The request
Print every row below word for word, leaving out the pictures.

────────────────────

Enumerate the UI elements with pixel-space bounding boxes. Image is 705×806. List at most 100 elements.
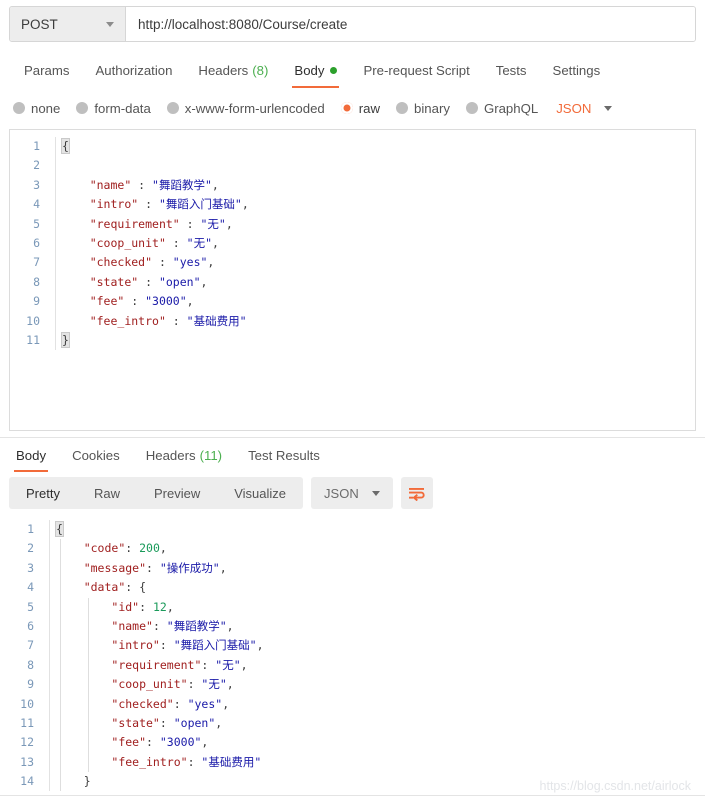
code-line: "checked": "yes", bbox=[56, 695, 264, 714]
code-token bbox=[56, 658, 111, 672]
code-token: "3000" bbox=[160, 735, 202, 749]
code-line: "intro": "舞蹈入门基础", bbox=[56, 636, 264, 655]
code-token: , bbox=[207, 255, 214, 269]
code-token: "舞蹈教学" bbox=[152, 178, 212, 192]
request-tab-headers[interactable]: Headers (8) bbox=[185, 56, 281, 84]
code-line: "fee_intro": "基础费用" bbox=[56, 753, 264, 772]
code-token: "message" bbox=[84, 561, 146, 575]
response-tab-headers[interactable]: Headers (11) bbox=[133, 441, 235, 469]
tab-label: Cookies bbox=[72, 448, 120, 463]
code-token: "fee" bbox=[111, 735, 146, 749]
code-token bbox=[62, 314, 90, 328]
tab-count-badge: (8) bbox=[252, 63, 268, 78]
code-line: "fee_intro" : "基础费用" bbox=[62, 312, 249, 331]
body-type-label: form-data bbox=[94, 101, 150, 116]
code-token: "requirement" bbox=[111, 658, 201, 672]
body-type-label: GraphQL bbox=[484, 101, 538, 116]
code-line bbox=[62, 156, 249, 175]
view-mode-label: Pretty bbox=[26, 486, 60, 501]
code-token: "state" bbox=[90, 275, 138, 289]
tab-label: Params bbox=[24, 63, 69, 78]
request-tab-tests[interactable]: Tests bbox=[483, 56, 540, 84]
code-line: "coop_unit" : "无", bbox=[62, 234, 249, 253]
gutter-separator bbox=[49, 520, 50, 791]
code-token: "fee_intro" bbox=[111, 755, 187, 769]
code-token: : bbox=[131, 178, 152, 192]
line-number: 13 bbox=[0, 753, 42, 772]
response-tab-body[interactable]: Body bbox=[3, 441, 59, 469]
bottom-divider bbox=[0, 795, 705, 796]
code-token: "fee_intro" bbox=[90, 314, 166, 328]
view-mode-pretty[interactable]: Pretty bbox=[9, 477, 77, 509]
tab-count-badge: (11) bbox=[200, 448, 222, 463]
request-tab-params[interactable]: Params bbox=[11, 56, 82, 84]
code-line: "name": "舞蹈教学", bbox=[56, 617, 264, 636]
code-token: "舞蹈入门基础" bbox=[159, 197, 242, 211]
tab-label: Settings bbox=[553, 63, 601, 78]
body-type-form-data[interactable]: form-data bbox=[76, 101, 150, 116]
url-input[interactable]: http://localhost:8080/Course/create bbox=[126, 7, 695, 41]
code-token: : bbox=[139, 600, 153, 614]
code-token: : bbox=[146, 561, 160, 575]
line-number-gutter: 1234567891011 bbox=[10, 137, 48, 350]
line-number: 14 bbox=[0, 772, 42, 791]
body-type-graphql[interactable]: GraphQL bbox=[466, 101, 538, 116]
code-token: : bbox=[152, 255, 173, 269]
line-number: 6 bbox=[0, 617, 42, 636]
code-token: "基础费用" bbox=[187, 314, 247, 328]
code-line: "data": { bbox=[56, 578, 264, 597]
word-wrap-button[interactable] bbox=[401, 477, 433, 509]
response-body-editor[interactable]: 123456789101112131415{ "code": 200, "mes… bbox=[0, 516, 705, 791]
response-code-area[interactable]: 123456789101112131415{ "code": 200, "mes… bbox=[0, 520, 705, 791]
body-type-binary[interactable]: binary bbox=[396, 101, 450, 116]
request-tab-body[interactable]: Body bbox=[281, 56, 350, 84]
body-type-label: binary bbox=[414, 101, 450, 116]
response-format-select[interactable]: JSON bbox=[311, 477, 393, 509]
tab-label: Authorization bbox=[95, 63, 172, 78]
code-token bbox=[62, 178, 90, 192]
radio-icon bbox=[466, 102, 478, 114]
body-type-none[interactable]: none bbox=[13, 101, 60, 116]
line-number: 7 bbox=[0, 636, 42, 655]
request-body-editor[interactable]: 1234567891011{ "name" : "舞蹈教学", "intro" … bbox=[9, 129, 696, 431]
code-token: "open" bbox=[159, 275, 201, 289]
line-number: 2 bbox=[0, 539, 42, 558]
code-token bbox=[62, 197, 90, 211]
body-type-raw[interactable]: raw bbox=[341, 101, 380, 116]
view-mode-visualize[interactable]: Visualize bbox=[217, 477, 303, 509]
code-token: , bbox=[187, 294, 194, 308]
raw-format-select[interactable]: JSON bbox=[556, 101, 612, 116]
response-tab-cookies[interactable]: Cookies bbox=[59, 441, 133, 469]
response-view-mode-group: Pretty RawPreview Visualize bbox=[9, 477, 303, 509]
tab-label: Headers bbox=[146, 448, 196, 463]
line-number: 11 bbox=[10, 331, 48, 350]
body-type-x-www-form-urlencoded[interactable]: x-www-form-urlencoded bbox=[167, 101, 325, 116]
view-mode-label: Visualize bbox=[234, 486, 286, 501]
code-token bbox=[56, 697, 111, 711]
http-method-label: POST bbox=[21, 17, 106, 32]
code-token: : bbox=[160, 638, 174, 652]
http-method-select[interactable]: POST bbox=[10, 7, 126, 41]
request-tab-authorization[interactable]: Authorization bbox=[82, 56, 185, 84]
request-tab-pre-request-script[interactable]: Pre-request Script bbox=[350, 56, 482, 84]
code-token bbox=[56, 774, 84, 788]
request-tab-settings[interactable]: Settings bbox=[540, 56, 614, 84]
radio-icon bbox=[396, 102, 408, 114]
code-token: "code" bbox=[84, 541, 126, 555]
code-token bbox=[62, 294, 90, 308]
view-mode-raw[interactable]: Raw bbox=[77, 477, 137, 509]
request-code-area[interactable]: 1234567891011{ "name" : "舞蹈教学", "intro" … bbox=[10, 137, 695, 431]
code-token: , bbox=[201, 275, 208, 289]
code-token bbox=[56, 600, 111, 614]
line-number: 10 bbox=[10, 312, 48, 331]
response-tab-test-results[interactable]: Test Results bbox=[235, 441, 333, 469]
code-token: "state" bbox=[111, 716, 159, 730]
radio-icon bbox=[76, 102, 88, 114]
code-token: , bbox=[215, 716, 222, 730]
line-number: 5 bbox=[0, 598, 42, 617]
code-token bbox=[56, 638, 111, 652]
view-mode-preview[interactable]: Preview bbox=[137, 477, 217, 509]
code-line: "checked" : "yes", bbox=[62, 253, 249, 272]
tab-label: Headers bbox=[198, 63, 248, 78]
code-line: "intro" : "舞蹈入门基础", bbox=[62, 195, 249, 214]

────────────────────

Answer to the exercise
Enumerate the UI elements with pixel-space bounding boxes. Image is 705×806. List at most 100 elements.
code-line: "checked": "yes", bbox=[56, 695, 264, 714]
code-token bbox=[56, 658, 111, 672]
code-token: "3000" bbox=[160, 735, 202, 749]
code-line: "intro": "舞蹈入门基础", bbox=[56, 636, 264, 655]
code-token: , bbox=[207, 255, 214, 269]
code-token: "舞蹈教学" bbox=[152, 178, 212, 192]
request-tab-headers[interactable]: Headers (8) bbox=[185, 56, 281, 84]
code-line: "fee_intro": "基础费用" bbox=[56, 753, 264, 772]
code-token: "message" bbox=[84, 561, 146, 575]
response-tab-headers[interactable]: Headers (11) bbox=[133, 441, 235, 469]
tab-label: Cookies bbox=[72, 448, 120, 463]
code-token: "fee" bbox=[111, 735, 146, 749]
code-token bbox=[62, 314, 90, 328]
tab-count-badge: (8) bbox=[252, 63, 268, 78]
code-line: "fee_intro" : "基础费用" bbox=[62, 312, 249, 331]
body-type-label: form-data bbox=[94, 101, 150, 116]
code-token: "requirement" bbox=[111, 658, 201, 672]
body-type-label: GraphQL bbox=[484, 101, 538, 116]
code-line bbox=[62, 156, 249, 175]
view-mode-label: Pretty bbox=[26, 486, 60, 501]
code-token: "state" bbox=[90, 275, 138, 289]
tab-label: Params bbox=[24, 63, 69, 78]
request-tab-tests[interactable]: Tests bbox=[483, 56, 540, 84]
code-line: "coop_unit" : "无", bbox=[62, 234, 249, 253]
gutter-separator bbox=[49, 520, 50, 791]
code-token: "fee_intro" bbox=[111, 755, 187, 769]
code-token: : bbox=[131, 178, 152, 192]
line-number: 13 bbox=[0, 753, 42, 772]
response-tab-body[interactable]: Body bbox=[3, 441, 59, 469]
bottom-divider bbox=[0, 795, 705, 796]
code-token: "fee_intro" bbox=[90, 314, 166, 328]
view-mode-pretty[interactable]: Pretty bbox=[9, 477, 77, 509]
tab-count-badge: (11) bbox=[200, 448, 222, 463]
request-tab-params[interactable]: Params bbox=[11, 56, 82, 84]
code-line: "name": "舞蹈教学", bbox=[56, 617, 264, 636]
code-token: "舞蹈入门基础" bbox=[159, 197, 242, 211]
tab-label: Settings bbox=[553, 63, 601, 78]
body-type-form-data[interactable]: form-data bbox=[76, 101, 150, 116]
url-input[interactable]: http://localhost:8080/Course/create bbox=[126, 7, 695, 41]
code-token: : bbox=[139, 600, 153, 614]
code-token: : bbox=[146, 561, 160, 575]
line-number-gutter: 1234567891011 bbox=[10, 137, 48, 350]
line-number: 14 bbox=[0, 772, 42, 791]
body-type-graphql[interactable]: GraphQL bbox=[466, 101, 538, 116]
code-token: : bbox=[152, 255, 173, 269]
line-number: 6 bbox=[0, 617, 42, 636]
code-token: "基础费用" bbox=[187, 314, 247, 328]
code-line: "data": { bbox=[56, 578, 264, 597]
word-wrap-button[interactable] bbox=[401, 477, 433, 509]
response-body-editor[interactable]: 123456789101112131415{ "code": 200, "mes… bbox=[0, 516, 705, 791]
response-code-area[interactable]: 123456789101112131415{ "code": 200, "mes… bbox=[0, 520, 705, 791]
body-type-binary[interactable]: binary bbox=[396, 101, 450, 116]
request-tab-body[interactable]: Body bbox=[281, 56, 350, 84]
body-type-label: binary bbox=[414, 101, 450, 116]
response-format-select[interactable]: JSON bbox=[311, 477, 393, 509]
tab-label: Authorization bbox=[95, 63, 172, 78]
code-token bbox=[62, 178, 90, 192]
radio-icon bbox=[466, 102, 478, 114]
body-type-none[interactable]: none bbox=[13, 101, 60, 116]
line-number: 7 bbox=[0, 636, 42, 655]
request-body-editor[interactable]: 1234567891011{ "name" : "舞蹈教学", "intro" … bbox=[9, 129, 696, 431]
code-token: "open" bbox=[159, 275, 201, 289]
line-number: 2 bbox=[0, 539, 42, 558]
code-token bbox=[62, 197, 90, 211]
body-type-raw[interactable]: raw bbox=[341, 101, 380, 116]
view-mode-visualize[interactable]: Visualize bbox=[217, 477, 303, 509]
code-token: , bbox=[187, 294, 194, 308]
raw-format-select[interactable]: JSON bbox=[556, 101, 612, 116]
response-tab-cookies[interactable]: Cookies bbox=[59, 441, 133, 469]
response-view-mode-group: Pretty RawPreview Visualize bbox=[9, 477, 303, 509]
tab-label: Headers bbox=[146, 448, 196, 463]
line-number: 11 bbox=[10, 331, 48, 350]
body-type-x-www-form-urlencoded[interactable]: x-www-form-urlencoded bbox=[167, 101, 325, 116]
view-mode-label: Visualize bbox=[234, 486, 286, 501]
code-token bbox=[56, 697, 111, 711]
http-method-label: POST bbox=[21, 17, 106, 32]
code-token: : bbox=[160, 638, 174, 652]
http-method-select[interactable]: POST bbox=[10, 7, 126, 41]
request-tab-authorization[interactable]: Authorization bbox=[82, 56, 185, 84]
request-tab-pre-request-script[interactable]: Pre-request Script bbox=[350, 56, 482, 84]
code-token bbox=[56, 774, 84, 788]
request-tab-settings[interactable]: Settings bbox=[540, 56, 614, 84]
radio-icon bbox=[396, 102, 408, 114]
code-token: "code" bbox=[84, 541, 126, 555]
code-token bbox=[62, 294, 90, 308]
view-mode-raw[interactable]: Raw bbox=[77, 477, 137, 509]
request-code-area[interactable]: 1234567891011{ "name" : "舞蹈教学", "intro" … bbox=[10, 137, 695, 431]
code-token: , bbox=[201, 275, 208, 289]
code-token bbox=[56, 600, 111, 614]
line-number: 10 bbox=[10, 312, 48, 331]
response-tab-test-results[interactable]: Test Results bbox=[235, 441, 333, 469]
code-token: "state" bbox=[111, 716, 159, 730]
radio-icon bbox=[76, 102, 88, 114]
code-token: , bbox=[215, 716, 222, 730]
line-number: 5 bbox=[0, 598, 42, 617]
code-token bbox=[56, 638, 111, 652]
view-mode-preview[interactable]: Preview bbox=[137, 477, 217, 509]
code-line: "checked" : "yes", bbox=[62, 253, 249, 272]
tab-label: Headers bbox=[198, 63, 248, 78]
code-line: "intro" : "舞蹈入门基础", bbox=[62, 195, 249, 214]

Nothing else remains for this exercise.